_Exercise description_
Read the listing below and copy out every line that holds "JSON".

_Supplied material_
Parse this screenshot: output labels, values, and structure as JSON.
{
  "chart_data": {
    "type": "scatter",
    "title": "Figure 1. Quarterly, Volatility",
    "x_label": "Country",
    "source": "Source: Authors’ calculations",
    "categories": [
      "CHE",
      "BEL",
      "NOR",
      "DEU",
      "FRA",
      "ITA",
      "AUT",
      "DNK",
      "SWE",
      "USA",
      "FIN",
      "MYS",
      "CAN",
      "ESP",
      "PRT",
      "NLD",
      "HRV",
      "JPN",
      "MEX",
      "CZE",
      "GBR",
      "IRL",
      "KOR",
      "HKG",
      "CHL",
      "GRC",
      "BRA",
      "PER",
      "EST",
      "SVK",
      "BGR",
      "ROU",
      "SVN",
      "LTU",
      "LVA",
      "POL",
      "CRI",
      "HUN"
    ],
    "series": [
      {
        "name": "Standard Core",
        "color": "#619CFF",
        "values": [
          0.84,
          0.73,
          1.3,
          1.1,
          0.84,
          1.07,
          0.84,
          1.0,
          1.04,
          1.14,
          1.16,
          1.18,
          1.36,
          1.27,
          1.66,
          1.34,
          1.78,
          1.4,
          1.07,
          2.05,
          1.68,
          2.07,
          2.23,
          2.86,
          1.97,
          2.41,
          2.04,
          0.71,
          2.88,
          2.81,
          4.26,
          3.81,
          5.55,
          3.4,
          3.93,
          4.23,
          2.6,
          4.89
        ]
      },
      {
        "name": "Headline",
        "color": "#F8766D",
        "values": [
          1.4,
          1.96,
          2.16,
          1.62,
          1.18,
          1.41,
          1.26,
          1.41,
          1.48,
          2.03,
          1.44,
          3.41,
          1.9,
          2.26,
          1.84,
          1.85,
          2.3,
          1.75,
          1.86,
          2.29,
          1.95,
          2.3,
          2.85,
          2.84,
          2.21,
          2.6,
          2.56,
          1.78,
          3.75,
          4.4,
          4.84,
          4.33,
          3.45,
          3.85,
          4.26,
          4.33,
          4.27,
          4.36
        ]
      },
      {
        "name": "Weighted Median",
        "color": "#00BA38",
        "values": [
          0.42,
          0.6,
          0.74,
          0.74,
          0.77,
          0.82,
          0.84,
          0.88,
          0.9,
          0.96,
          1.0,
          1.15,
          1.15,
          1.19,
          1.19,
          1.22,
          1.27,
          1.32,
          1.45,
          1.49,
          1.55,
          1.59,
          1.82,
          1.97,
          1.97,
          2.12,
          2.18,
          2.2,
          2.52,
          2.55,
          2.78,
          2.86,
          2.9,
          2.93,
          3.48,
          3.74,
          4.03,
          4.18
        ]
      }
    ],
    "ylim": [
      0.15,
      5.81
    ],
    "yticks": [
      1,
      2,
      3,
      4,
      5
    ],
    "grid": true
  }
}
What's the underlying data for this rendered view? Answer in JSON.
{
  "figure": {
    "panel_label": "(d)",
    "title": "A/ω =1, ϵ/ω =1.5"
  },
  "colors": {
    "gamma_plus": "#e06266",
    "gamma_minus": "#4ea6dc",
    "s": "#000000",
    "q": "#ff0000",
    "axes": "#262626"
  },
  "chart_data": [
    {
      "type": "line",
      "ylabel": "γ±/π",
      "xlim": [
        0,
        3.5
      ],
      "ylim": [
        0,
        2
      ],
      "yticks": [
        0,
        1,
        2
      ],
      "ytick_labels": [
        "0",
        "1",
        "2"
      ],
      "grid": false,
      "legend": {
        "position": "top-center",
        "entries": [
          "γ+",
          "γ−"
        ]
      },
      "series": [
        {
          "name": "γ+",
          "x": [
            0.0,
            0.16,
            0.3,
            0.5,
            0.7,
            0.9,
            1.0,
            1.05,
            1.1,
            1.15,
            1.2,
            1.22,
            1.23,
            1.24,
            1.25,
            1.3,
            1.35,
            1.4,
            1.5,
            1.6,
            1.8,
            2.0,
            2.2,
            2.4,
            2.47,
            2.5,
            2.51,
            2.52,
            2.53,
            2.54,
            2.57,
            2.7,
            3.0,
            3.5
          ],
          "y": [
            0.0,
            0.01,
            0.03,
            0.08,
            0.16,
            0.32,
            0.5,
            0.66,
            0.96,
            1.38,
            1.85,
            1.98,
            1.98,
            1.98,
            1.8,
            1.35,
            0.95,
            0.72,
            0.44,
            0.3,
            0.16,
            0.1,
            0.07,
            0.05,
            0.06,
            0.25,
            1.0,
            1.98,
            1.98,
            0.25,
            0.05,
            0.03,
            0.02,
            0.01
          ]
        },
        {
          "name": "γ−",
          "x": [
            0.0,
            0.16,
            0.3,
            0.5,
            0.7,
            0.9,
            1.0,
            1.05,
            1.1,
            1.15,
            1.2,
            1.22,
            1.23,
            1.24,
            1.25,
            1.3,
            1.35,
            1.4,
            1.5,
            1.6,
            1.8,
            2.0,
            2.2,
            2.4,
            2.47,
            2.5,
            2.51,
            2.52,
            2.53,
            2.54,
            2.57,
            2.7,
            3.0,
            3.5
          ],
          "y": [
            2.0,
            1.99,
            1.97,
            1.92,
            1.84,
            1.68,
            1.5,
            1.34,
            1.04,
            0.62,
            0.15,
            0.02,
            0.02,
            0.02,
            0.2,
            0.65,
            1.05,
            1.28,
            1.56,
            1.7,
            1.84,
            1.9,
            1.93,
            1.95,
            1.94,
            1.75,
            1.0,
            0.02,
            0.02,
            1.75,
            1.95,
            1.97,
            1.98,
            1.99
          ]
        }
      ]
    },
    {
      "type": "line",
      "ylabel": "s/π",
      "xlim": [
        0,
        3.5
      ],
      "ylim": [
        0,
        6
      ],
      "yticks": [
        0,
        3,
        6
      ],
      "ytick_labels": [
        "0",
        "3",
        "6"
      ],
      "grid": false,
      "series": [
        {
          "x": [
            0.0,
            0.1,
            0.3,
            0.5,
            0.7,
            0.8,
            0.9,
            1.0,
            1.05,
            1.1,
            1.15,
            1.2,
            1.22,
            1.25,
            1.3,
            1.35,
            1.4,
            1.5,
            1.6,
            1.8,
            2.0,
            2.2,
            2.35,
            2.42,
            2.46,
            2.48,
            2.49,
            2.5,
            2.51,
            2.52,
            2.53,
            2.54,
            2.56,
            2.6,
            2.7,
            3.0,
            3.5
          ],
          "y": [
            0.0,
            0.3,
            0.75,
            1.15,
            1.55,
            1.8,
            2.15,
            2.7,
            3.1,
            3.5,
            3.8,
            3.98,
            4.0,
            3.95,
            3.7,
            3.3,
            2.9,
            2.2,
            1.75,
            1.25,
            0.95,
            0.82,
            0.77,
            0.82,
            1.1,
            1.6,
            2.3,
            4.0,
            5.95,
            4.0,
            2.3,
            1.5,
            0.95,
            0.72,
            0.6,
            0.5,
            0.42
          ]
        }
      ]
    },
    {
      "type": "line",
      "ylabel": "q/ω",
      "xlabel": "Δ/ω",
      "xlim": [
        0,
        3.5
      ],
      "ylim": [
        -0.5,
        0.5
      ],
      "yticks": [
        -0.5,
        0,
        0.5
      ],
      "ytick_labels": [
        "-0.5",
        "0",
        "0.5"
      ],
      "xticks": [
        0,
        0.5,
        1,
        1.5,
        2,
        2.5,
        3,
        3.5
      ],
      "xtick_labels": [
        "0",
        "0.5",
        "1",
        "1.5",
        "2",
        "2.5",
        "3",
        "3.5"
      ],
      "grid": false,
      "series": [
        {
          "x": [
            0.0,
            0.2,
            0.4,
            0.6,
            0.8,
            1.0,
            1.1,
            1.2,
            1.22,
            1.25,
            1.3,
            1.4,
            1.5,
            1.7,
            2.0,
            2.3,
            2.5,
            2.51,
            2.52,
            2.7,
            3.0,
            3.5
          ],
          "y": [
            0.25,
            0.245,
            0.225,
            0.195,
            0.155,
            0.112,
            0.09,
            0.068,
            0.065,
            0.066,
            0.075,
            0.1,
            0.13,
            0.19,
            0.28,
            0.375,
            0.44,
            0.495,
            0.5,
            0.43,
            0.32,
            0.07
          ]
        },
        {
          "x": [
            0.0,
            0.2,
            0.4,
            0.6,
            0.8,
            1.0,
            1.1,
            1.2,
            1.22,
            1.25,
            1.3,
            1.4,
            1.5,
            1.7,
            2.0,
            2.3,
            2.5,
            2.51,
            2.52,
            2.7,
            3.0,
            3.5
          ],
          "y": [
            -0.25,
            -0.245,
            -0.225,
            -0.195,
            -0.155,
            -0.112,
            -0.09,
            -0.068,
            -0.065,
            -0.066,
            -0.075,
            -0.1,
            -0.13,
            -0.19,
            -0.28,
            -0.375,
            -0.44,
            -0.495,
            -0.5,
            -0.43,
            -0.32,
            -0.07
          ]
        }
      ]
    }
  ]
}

_Output of the exercise_
Parse this screenshot: output labels, values, and structure as JSON.
What's the underlying data for this rendered view? Answer in JSON.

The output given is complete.